Brief:
Retype the tail of the data exactly, starting at the line containing "Output the text content of this document." and stopping at the last line.

# Start of Supplied records

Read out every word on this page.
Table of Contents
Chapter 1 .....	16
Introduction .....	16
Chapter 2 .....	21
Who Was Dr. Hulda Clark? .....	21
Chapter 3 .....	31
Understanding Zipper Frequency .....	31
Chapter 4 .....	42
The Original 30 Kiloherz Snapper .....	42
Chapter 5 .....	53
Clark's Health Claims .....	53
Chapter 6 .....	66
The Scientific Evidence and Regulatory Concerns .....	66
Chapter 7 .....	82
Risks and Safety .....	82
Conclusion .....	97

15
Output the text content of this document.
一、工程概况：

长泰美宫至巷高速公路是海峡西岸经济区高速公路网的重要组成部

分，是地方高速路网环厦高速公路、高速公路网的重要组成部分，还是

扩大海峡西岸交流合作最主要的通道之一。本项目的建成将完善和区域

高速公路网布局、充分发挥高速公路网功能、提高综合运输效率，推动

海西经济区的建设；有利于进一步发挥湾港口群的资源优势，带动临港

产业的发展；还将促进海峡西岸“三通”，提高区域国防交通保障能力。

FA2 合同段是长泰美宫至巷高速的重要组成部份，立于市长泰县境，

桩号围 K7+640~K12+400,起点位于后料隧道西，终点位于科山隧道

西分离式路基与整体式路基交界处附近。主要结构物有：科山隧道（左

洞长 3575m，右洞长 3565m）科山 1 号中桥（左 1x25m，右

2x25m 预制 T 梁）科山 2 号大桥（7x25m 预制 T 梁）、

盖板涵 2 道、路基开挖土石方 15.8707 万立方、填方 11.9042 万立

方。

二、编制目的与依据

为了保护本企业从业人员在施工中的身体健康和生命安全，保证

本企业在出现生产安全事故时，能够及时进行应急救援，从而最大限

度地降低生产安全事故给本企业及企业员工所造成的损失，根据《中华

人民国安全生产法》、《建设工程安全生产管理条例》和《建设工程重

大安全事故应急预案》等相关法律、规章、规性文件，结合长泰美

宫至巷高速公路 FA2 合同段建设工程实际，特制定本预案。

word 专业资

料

# End of Supplied records

Result of this exercise:
Output the text content of this document.
一、工程概况：

长泰美宫至巷高速公路是海峡西岸经济区高速公路网的重要组成部

分，是地方高速路网环厦高速公路、高速公路网的重要组成部分，还是

扩大海峡西岸交流合作最主要的通道之一。本项目的建成将完善和区域

高速公路网布局、充分发挥高速公路网功能、提高综合运输效率，推动

海西经济区的建设；有利于进一步发挥湾港口群的资源优势，带动临港

产业的发展；还将促进海峡西岸“三通”，提高区域国防交通保障能力。

FA2 合同段是长泰美宫至巷高速的重要组成部份，立于市长泰县境，

桩号围 K7+640~K12+400,起点位于后料隧道西，终点位于科山隧道

西分离式路基与整体式路基交界处附近。主要结构物有：科山隧道（左

洞长 3575m，右洞长 3565m）科山 1 号中桥（左 1x25m，右

2x25m 预制 T 梁）科山 2 号大桥（7x25m 预制 T 梁）、

盖板涵 2 道、路基开挖土石方 15.8707 万立方、填方 11.9042 万立

方。

二、编制目的与依据

为了保护本企业从业人员在施工中的身体健康和生命安全，保证

本企业在出现生产安全事故时，能够及时进行应急救援，从而最大限

度地降低生产安全事故给本企业及企业员工所造成的损失，根据《中华

人民国安全生产法》、《建设工程安全生产管理条例》和《建设工程重

大安全事故应急预案》等相关法律、规章、规性文件，结合长泰美

宫至巷高速公路 FA2 合同段建设工程实际，特制定本预案。

word 专业资

料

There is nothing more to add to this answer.